• **Your instructions**
Extract all lines in the data that contain the word "increasing".

• **Recorded data**
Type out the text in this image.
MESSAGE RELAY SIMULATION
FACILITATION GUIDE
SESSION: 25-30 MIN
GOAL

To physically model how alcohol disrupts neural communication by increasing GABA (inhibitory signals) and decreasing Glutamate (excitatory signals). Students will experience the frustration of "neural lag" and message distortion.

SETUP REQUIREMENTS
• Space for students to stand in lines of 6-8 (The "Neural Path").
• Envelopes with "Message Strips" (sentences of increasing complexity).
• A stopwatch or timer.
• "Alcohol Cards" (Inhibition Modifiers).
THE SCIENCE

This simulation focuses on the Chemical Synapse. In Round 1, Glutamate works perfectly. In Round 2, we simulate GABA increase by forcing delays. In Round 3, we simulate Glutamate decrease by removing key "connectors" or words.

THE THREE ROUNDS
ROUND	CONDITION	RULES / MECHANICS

• **Full answer**
To physically model how alcohol disrupts neural communication by increasing GABA (inhibitory signals) and decreasing Glutamate (excitatory signals). Students will experience the frustration of "neural lag" and message distortion.
• Envelopes with "Message Strips" (sentences of increasing complexity).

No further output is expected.